__Written problem__
Of the lines in the listing below, how many hold "name"? Answer with the number only.

— Begin Records provided —

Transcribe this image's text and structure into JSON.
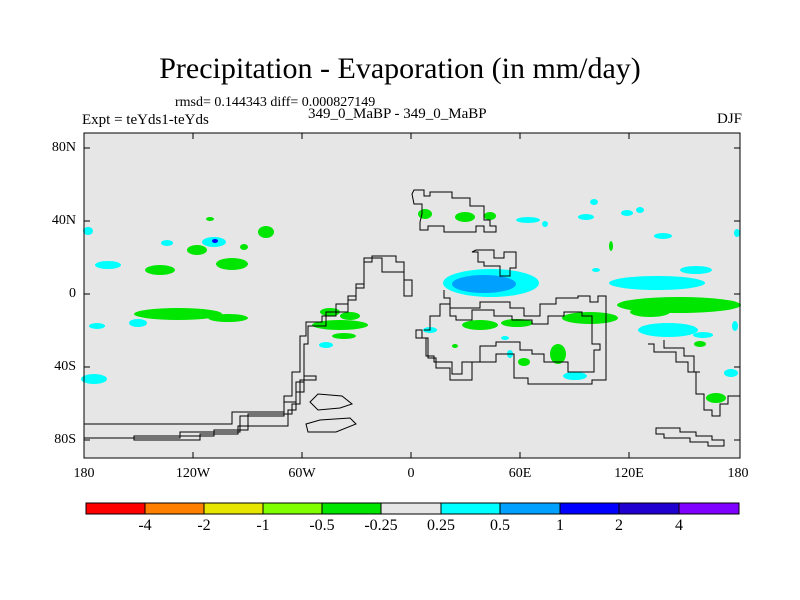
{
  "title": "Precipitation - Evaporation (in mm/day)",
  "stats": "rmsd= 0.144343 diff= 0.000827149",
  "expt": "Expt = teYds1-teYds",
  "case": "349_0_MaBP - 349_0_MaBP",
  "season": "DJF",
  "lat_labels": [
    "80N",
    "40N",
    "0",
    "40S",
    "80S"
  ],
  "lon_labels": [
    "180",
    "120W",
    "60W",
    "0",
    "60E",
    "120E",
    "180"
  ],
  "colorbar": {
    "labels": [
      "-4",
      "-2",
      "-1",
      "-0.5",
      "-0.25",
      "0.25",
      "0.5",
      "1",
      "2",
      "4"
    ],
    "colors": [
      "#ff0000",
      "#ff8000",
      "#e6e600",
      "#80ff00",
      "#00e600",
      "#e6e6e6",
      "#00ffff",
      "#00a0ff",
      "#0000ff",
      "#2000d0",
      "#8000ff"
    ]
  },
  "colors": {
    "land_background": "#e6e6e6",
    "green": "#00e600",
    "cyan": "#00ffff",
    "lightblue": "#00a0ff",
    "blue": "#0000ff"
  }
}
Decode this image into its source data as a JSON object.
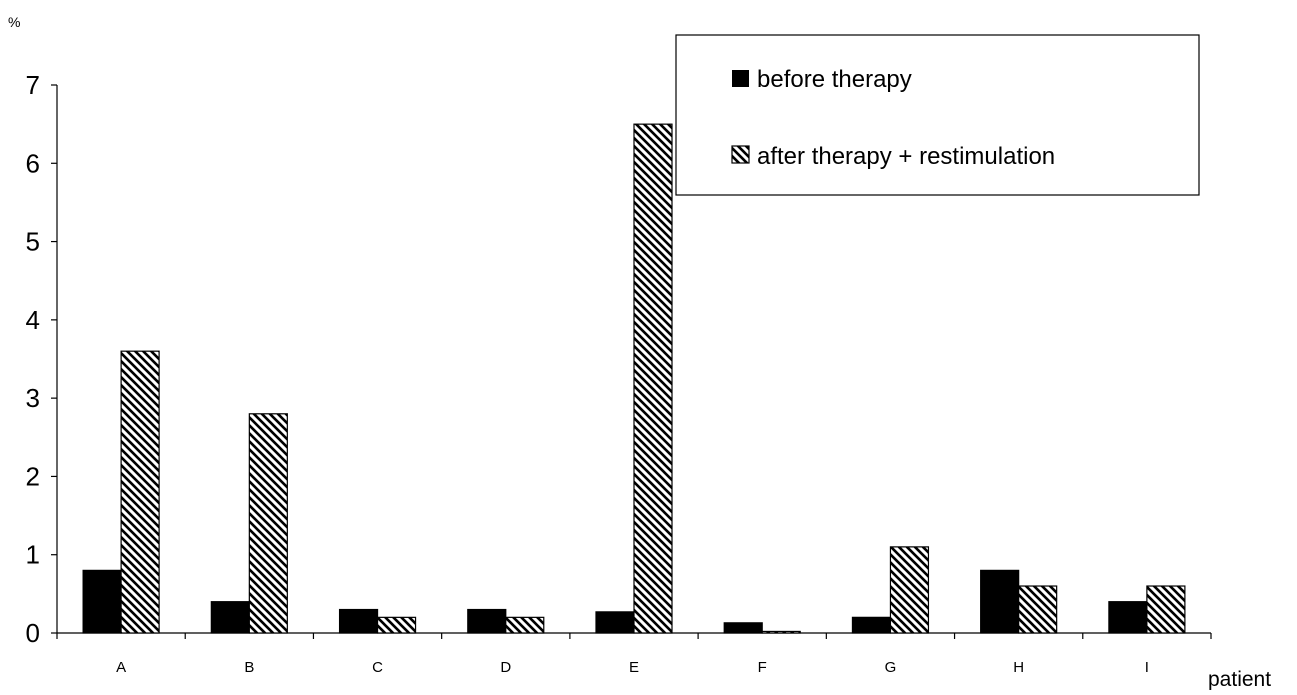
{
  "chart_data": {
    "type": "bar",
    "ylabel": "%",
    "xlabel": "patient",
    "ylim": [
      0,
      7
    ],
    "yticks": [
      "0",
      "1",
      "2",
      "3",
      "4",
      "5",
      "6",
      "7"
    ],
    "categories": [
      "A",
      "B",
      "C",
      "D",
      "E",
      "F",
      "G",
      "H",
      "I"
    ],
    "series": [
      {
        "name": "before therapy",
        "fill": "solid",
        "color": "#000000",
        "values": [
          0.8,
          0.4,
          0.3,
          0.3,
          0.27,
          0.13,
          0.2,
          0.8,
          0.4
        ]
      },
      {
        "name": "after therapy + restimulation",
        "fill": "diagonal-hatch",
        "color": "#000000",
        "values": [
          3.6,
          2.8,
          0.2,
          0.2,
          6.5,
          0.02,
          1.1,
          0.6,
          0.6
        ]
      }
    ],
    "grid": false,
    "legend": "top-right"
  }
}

— End Records provided —

__Output below__
2